## SUPPLIED INFORMATION
+===+

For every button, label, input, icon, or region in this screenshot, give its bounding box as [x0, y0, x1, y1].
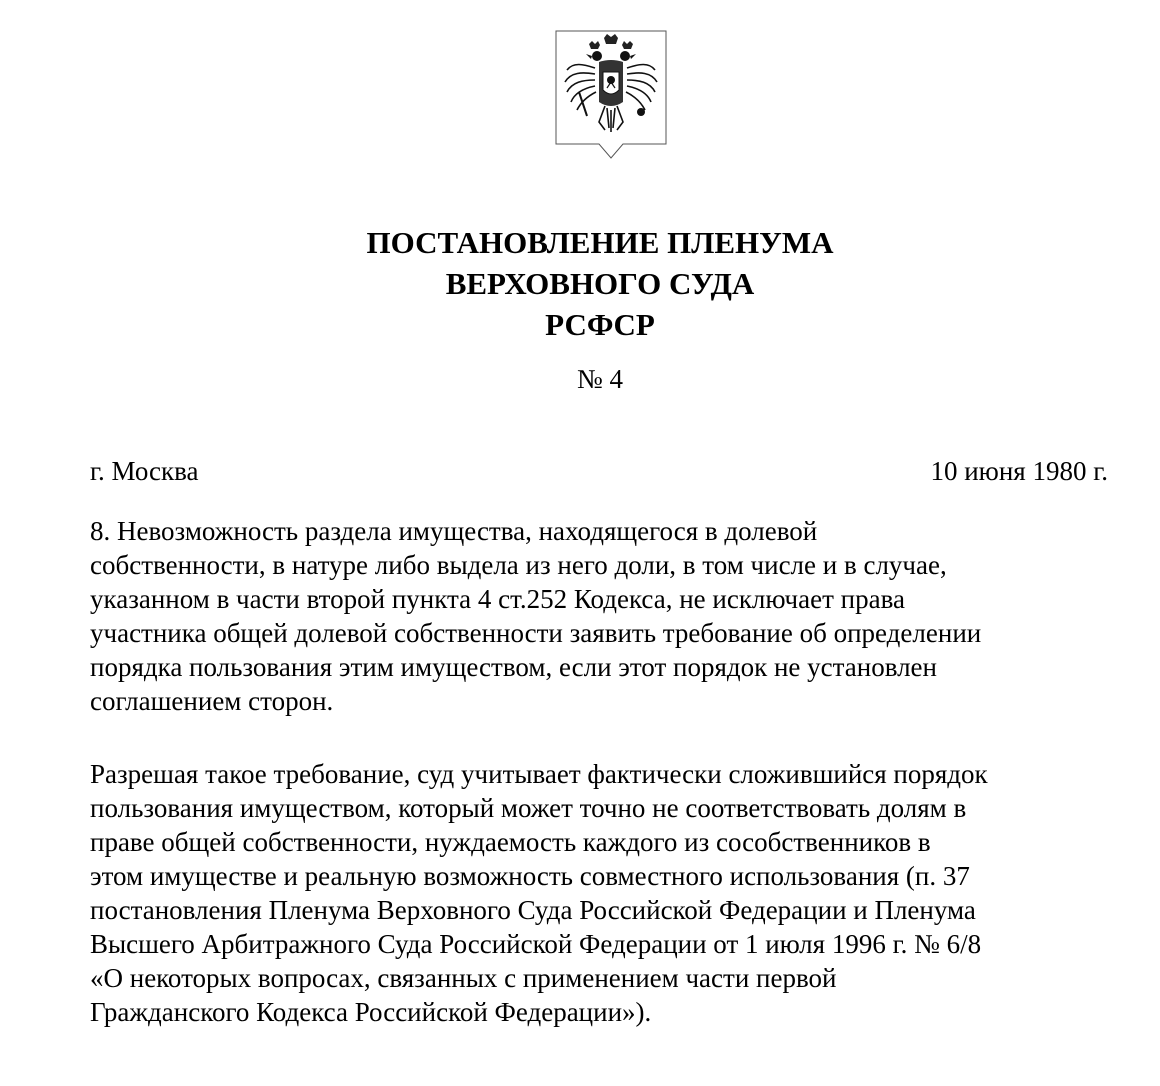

+===+

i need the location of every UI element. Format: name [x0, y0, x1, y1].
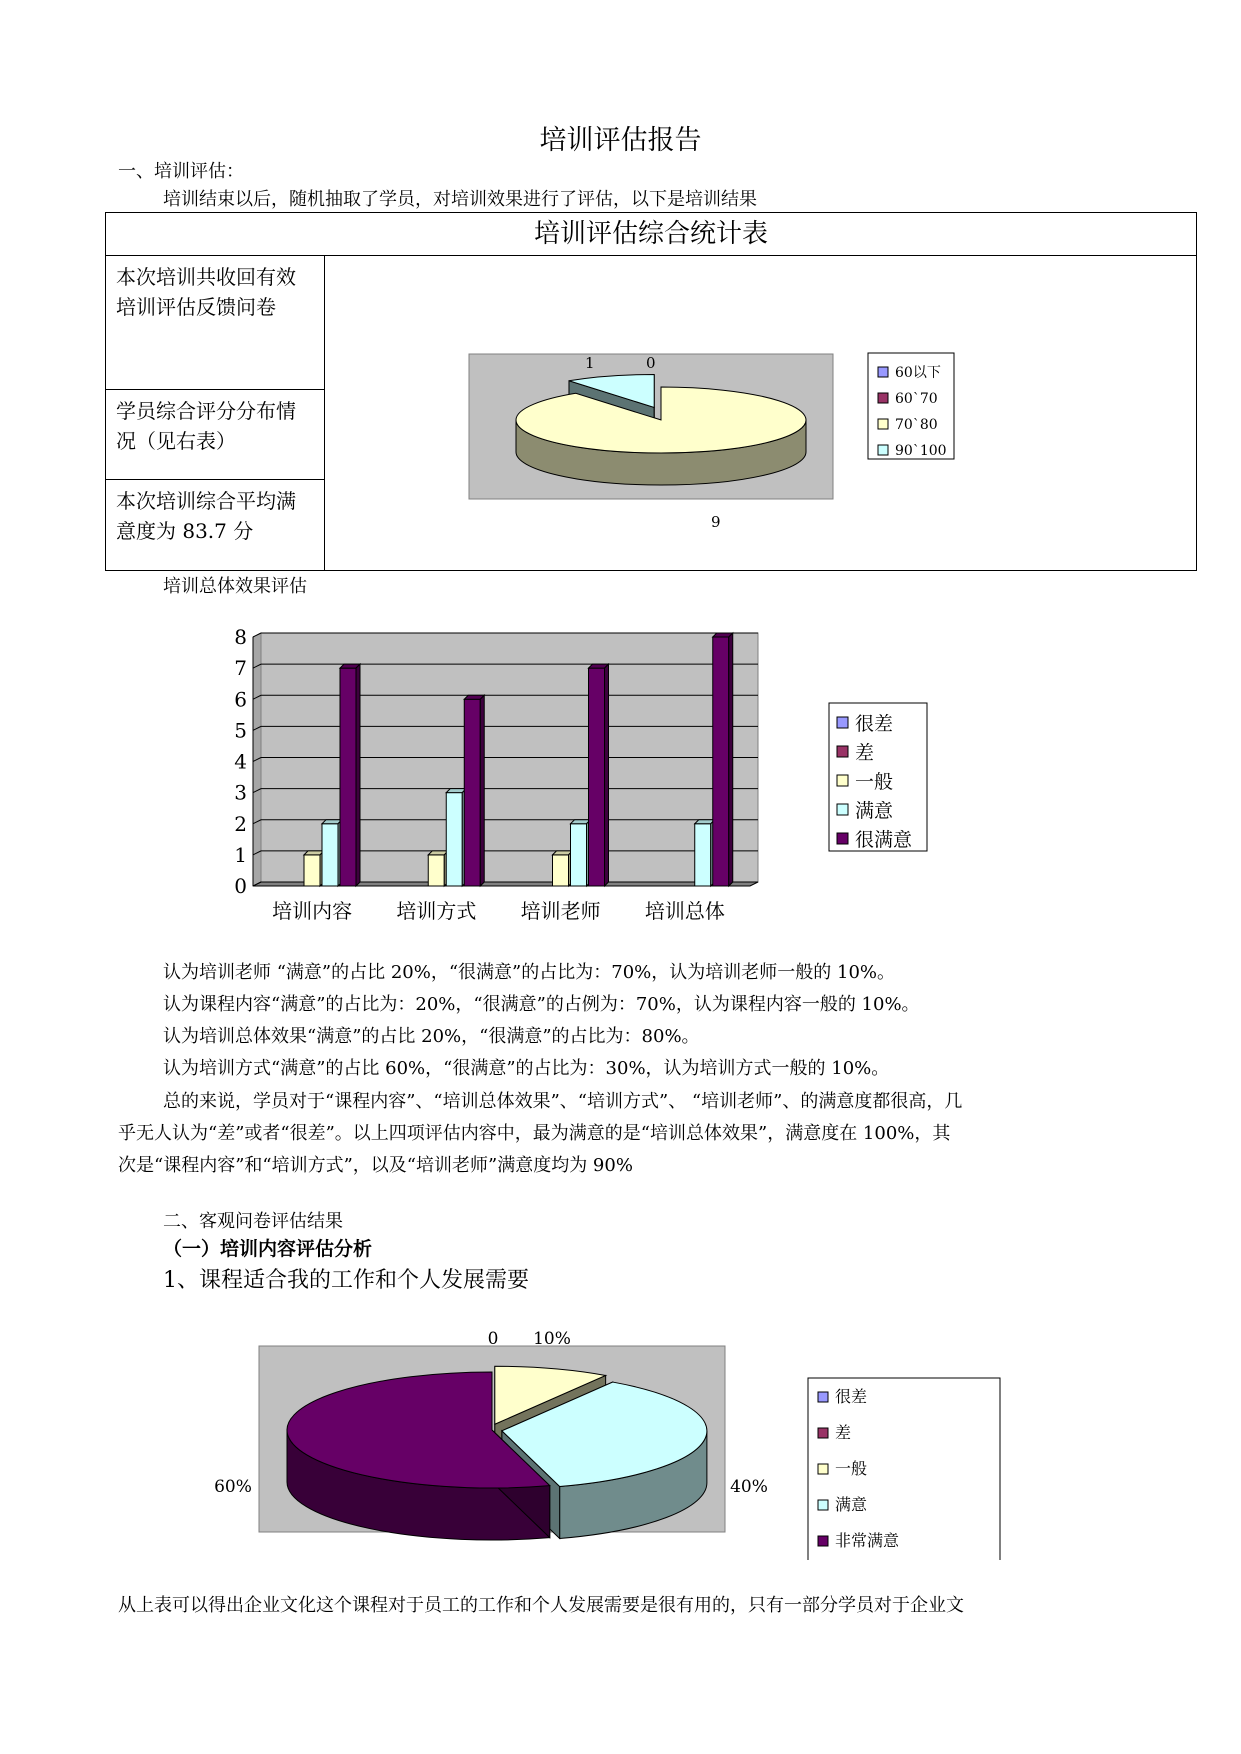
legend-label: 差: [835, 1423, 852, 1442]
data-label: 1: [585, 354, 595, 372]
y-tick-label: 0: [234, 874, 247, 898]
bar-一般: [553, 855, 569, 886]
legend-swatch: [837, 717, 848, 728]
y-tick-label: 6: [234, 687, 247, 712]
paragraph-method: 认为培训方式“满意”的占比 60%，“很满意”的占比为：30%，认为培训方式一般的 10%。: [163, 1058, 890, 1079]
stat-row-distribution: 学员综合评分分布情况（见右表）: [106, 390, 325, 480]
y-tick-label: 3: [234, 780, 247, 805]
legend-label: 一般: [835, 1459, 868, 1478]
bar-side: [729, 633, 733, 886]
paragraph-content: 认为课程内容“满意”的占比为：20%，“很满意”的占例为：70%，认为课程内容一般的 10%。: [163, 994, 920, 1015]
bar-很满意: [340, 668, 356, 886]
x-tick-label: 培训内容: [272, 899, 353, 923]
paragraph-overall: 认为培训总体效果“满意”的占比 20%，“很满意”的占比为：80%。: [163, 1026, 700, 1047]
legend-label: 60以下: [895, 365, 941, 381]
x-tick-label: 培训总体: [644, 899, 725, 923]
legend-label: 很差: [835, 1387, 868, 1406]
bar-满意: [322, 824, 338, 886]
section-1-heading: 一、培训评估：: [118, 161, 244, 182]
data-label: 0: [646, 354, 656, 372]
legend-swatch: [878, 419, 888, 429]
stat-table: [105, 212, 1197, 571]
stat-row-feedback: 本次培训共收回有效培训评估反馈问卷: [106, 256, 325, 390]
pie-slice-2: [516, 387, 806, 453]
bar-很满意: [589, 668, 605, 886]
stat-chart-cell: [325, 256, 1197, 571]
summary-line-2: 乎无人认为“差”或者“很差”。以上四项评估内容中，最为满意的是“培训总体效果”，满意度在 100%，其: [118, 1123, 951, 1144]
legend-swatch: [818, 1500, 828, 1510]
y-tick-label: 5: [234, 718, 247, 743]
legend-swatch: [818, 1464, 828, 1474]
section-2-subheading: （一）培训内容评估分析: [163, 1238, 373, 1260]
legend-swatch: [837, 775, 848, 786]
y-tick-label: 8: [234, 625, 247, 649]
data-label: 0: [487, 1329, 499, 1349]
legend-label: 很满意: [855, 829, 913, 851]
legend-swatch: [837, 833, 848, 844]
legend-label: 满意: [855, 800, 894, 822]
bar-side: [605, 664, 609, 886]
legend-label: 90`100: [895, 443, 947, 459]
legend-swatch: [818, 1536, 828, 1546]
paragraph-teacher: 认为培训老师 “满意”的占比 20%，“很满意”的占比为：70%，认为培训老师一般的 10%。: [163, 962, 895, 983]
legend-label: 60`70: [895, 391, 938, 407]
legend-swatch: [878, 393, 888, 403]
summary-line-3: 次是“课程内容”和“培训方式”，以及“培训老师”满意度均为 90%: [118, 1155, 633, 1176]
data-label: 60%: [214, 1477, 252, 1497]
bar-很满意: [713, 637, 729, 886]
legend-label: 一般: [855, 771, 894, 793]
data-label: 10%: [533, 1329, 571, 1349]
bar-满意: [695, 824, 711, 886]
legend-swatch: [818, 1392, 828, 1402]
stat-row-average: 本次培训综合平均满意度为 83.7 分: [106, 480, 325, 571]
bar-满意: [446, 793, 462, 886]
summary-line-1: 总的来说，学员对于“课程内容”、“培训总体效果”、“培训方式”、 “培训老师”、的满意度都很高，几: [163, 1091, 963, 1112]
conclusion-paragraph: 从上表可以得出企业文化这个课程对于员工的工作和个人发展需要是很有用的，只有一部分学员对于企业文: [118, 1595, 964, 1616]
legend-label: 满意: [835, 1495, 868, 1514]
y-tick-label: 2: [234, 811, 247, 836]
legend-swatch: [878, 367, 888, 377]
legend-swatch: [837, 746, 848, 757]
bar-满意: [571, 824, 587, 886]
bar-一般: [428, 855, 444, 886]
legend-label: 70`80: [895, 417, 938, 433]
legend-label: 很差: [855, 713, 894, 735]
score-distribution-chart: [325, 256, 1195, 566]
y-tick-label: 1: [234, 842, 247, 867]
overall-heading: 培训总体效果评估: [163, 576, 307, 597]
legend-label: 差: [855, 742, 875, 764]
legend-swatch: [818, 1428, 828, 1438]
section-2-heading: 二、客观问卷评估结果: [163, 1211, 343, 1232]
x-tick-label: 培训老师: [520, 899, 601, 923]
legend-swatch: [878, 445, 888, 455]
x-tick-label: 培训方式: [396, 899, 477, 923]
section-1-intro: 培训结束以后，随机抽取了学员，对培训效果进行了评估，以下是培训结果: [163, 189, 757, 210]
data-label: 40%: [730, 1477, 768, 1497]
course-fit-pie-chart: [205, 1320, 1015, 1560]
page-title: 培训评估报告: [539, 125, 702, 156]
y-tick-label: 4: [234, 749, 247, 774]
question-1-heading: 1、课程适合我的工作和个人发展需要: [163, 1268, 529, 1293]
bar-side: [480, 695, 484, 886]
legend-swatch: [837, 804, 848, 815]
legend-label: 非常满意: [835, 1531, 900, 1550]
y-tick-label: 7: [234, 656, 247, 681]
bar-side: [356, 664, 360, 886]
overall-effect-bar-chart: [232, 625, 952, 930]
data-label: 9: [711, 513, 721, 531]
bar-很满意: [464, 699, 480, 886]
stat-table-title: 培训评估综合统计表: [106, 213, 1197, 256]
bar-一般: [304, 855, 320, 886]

+===+

## PROBLEM REQUIREMENTS
Rewrite everything from the line containing "i need the location" down to the line containing "legend-swatch: [818, 1536, 828, 1546]" as a Markdown table with the columns "Row" and "Line", numbering each line of the data and skipping blank lines. Leave the pictures out of the table.

## OUTPUT
| Row | Line |
|---|---|
| 1 | i need the location of every UI element. Format: name [x0, y0, x1, y1]. |
| 2 | legend-label: 差: [835, 1423, 852, 1442] |
| 3 | data-label: 1: [585, 354, 595, 372] |
| 4 | y-tick-label: 0: [234, 874, 247, 898] |
| 5 | bar-一般: [553, 855, 569, 886] |
| 6 | legend-swatch: [837, 717, 848, 728] |
| 7 | y-tick-label: 6: [234, 687, 247, 712] |
| 8 | paragraph-method: 认为培训方式“满意”的占比 60%，“很满意”的占比为：30%，认为培训方式一般的 10%。: [163, 1058, 890, 1079] |
| 9 | stat-row-distribution: 学员综合评分分布情况（见右表）: [106, 390, 325, 480] |
| 10 | y-tick-label: 3: [234, 780, 247, 805] |
| 11 | legend-label: 一般: [835, 1459, 868, 1478] |
| 12 | bar-side: [729, 633, 733, 886] |
| 13 | paragraph-content: 认为课程内容“满意”的占比为：20%，“很满意”的占例为：70%，认为课程内容一般的 10%。: [163, 994, 920, 1015] |
| 14 | bar-很满意: [340, 668, 356, 886] |
| 15 | x-tick-label: 培训内容: [272, 899, 353, 923] |
| 16 | paragraph-overall: 认为培训总体效果“满意”的占比 20%，“很满意”的占比为：80%。: [163, 1026, 700, 1047] |
| 17 | legend-label: 60以下: [895, 365, 941, 381] |
| 18 | x-tick-label: 培训总体: [644, 899, 725, 923] |
| 19 | legend-label: 很差: [835, 1387, 868, 1406] |
| 20 | bar-满意: [322, 824, 338, 886] |
| 21 | section-1-heading: 一、培训评估：: [118, 161, 244, 182] |
| 22 | data-label: 0: [646, 354, 656, 372] |
| 23 | legend-swatch: [878, 419, 888, 429] |
| 24 | stat-table: [105, 212, 1197, 571] |
| 25 | stat-row-feedback: 本次培训共收回有效培训评估反馈问卷: [106, 256, 325, 390] |
| 26 | pie-slice-2: [516, 387, 806, 453] |
| 27 | bar-很满意: [589, 668, 605, 886] |
| 28 | stat-chart-cell: [325, 256, 1197, 571] |
| 29 | summary-line-2: 乎无人认为“差”或者“很差”。以上四项评估内容中，最为满意的是“培训总体效果”，满意度在 100%，其: [118, 1123, 951, 1144] |
| 30 | legend-swatch: [818, 1500, 828, 1510] |
| 31 | y-tick-label: 5: [234, 718, 247, 743] |
| 32 | legend-swatch: [818, 1464, 828, 1474] |
| 33 | section-2-subheading: （一）培训内容评估分析: [163, 1238, 373, 1260] |
| 34 | legend-swatch: [837, 775, 848, 786] |
| 35 | y-tick-label: 8: [234, 625, 247, 649] |
| 36 | data-label: 0: [487, 1329, 499, 1349] |
| 37 | legend-label: 很满意: [855, 829, 913, 851] |
| 38 | legend-swatch: [837, 833, 848, 844] |
| 39 | legend-label: 满意: [855, 800, 894, 822] |
| 40 | bar-side: [605, 664, 609, 886] |
| 41 | legend-label: 90`100: [895, 443, 947, 459] |
| 42 | legend-swatch: [818, 1536, 828, 1546] |